-- Job --
Your task is to write out the complete listing exactly as it is shown.

╭─ Dataset records

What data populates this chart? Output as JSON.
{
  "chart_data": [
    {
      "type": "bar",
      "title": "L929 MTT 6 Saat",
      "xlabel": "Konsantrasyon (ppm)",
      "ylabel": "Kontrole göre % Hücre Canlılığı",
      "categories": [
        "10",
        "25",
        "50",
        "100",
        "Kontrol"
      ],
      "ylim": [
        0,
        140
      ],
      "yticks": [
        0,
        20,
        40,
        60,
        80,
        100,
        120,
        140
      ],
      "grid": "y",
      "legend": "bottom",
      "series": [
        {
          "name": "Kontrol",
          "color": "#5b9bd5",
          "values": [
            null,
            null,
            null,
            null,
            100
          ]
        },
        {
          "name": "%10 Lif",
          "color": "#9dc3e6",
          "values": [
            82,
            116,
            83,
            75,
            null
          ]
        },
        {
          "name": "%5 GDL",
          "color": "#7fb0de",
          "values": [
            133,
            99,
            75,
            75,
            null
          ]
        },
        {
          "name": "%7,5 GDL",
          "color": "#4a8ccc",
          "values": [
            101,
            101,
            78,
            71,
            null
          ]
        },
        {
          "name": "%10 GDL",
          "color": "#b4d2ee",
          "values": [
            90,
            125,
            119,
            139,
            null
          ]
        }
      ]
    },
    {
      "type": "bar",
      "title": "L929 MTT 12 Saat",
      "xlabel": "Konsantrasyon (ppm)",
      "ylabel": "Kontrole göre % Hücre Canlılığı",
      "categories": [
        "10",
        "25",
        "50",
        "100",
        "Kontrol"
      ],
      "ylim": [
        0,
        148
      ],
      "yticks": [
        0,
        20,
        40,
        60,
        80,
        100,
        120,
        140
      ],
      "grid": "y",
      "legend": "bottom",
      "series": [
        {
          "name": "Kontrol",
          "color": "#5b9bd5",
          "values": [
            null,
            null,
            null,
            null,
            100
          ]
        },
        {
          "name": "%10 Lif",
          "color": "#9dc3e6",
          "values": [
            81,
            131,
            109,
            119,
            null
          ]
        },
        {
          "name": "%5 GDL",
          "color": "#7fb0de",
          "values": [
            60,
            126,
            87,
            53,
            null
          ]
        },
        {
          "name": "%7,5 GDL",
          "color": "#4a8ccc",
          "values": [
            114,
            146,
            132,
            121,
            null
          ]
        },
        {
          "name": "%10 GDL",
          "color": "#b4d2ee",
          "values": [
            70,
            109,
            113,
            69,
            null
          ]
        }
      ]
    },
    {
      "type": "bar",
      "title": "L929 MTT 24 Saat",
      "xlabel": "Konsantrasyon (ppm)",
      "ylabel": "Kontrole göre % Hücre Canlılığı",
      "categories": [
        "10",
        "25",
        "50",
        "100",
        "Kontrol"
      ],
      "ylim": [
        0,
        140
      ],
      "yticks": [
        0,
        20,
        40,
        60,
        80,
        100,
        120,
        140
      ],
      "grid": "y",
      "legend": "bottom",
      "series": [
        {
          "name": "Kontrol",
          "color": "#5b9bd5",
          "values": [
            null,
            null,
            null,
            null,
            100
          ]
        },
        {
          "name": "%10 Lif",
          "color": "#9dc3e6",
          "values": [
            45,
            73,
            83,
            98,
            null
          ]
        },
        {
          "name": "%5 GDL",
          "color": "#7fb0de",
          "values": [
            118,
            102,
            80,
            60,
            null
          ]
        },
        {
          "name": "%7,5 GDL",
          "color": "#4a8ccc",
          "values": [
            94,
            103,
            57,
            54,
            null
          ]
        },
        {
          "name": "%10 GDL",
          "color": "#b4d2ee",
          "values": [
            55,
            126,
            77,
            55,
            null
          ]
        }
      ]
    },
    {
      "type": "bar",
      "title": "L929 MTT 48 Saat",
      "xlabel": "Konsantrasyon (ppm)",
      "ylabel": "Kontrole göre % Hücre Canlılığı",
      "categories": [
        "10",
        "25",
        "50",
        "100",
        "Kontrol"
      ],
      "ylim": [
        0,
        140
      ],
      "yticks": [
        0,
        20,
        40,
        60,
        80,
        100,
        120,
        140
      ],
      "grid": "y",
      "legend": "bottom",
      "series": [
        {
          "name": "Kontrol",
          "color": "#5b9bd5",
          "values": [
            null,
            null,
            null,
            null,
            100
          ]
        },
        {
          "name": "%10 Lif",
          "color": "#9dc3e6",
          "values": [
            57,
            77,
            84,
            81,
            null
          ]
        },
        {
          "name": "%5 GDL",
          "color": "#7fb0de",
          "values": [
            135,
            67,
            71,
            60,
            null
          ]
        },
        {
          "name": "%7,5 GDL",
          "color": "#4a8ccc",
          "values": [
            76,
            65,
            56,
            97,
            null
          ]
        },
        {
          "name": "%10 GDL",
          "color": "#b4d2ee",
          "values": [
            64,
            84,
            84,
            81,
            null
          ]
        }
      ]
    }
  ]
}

╰─

-- Response --
What data populates this chart? Output as JSON.
{
  "chart_data": [
    {
      "type": "bar",
      "title": "L929 MTT 6 Saat",
      "xlabel": "Konsantrasyon (ppm)",
      "ylabel": "Kontrole göre % Hücre Canlılığı",
      "categories": [
        "10",
        "25",
        "50",
        "100",
        "Kontrol"
      ],
      "ylim": [
        0,
        140
      ],
      "yticks": [
        0,
        20,
        40,
        60,
        80,
        100,
        120,
        140
      ],
      "grid": "y",
      "legend": "bottom",
      "series": [
        {
          "name": "Kontrol",
          "color": "#5b9bd5",
          "values": [
            null,
            null,
            null,
            null,
            100
          ]
        },
        {
          "name": "%10 Lif",
          "color": "#9dc3e6",
          "values": [
            82,
            116,
            83,
            75,
            null
          ]
        },
        {
          "name": "%5 GDL",
          "color": "#7fb0de",
          "values": [
            133,
            99,
            75,
            75,
            null
          ]
        },
        {
          "name": "%7,5 GDL",
          "color": "#4a8ccc",
          "values": [
            101,
            101,
            78,
            71,
            null
          ]
        },
        {
          "name": "%10 GDL",
          "color": "#b4d2ee",
          "values": [
            90,
            125,
            119,
            139,
            null
          ]
        }
      ]
    },
    {
      "type": "bar",
      "title": "L929 MTT 12 Saat",
      "xlabel": "Konsantrasyon (ppm)",
      "ylabel": "Kontrole göre % Hücre Canlılığı",
      "categories": [
        "10",
        "25",
        "50",
        "100",
        "Kontrol"
      ],
      "ylim": [
        0,
        148
      ],
      "yticks": [
        0,
        20,
        40,
        60,
        80,
        100,
        120,
        140
      ],
      "grid": "y",
      "legend": "bottom",
      "series": [
        {
          "name": "Kontrol",
          "color": "#5b9bd5",
          "values": [
            null,
            null,
            null,
            null,
            100
          ]
        },
        {
          "name": "%10 Lif",
          "color": "#9dc3e6",
          "values": [
            81,
            131,
            109,
            119,
            null
          ]
        },
        {
          "name": "%5 GDL",
          "color": "#7fb0de",
          "values": [
            60,
            126,
            87,
            53,
            null
          ]
        },
        {
          "name": "%7,5 GDL",
          "color": "#4a8ccc",
          "values": [
            114,
            146,
            132,
            121,
            null
          ]
        },
        {
          "name": "%10 GDL",
          "color": "#b4d2ee",
          "values": [
            70,
            109,
            113,
            69,
            null
          ]
        }
      ]
    },
    {
      "type": "bar",
      "title": "L929 MTT 24 Saat",
      "xlabel": "Konsantrasyon (ppm)",
      "ylabel": "Kontrole göre % Hücre Canlılığı",
      "categories": [
        "10",
        "25",
        "50",
        "100",
        "Kontrol"
      ],
      "ylim": [
        0,
        140
      ],
      "yticks": [
        0,
        20,
        40,
        60,
        80,
        100,
        120,
        140
      ],
      "grid": "y",
      "legend": "bottom",
      "series": [
        {
          "name": "Kontrol",
          "color": "#5b9bd5",
          "values": [
            null,
            null,
            null,
            null,
            100
          ]
        },
        {
          "name": "%10 Lif",
          "color": "#9dc3e6",
          "values": [
            45,
            73,
            83,
            98,
            null
          ]
        },
        {
          "name": "%5 GDL",
          "color": "#7fb0de",
          "values": [
            118,
            102,
            80,
            60,
            null
          ]
        },
        {
          "name": "%7,5 GDL",
          "color": "#4a8ccc",
          "values": [
            94,
            103,
            57,
            54,
            null
          ]
        },
        {
          "name": "%10 GDL",
          "color": "#b4d2ee",
          "values": [
            55,
            126,
            77,
            55,
            null
          ]
        }
      ]
    },
    {
      "type": "bar",
      "title": "L929 MTT 48 Saat",
      "xlabel": "Konsantrasyon (ppm)",
      "ylabel": "Kontrole göre % Hücre Canlılığı",
      "categories": [
        "10",
        "25",
        "50",
        "100",
        "Kontrol"
      ],
      "ylim": [
        0,
        140
      ],
      "yticks": [
        0,
        20,
        40,
        60,
        80,
        100,
        120,
        140
      ],
      "grid": "y",
      "legend": "bottom",
      "series": [
        {
          "name": "Kontrol",
          "color": "#5b9bd5",
          "values": [
            null,
            null,
            null,
            null,
            100
          ]
        },
        {
          "name": "%10 Lif",
          "color": "#9dc3e6",
          "values": [
            57,
            77,
            84,
            81,
            null
          ]
        },
        {
          "name": "%5 GDL",
          "color": "#7fb0de",
          "values": [
            135,
            67,
            71,
            60,
            null
          ]
        },
        {
          "name": "%7,5 GDL",
          "color": "#4a8ccc",
          "values": [
            76,
            65,
            56,
            97,
            null
          ]
        },
        {
          "name": "%10 GDL",
          "color": "#b4d2ee",
          "values": [
            64,
            84,
            84,
            81,
            null
          ]
        }
      ]
    }
  ]
}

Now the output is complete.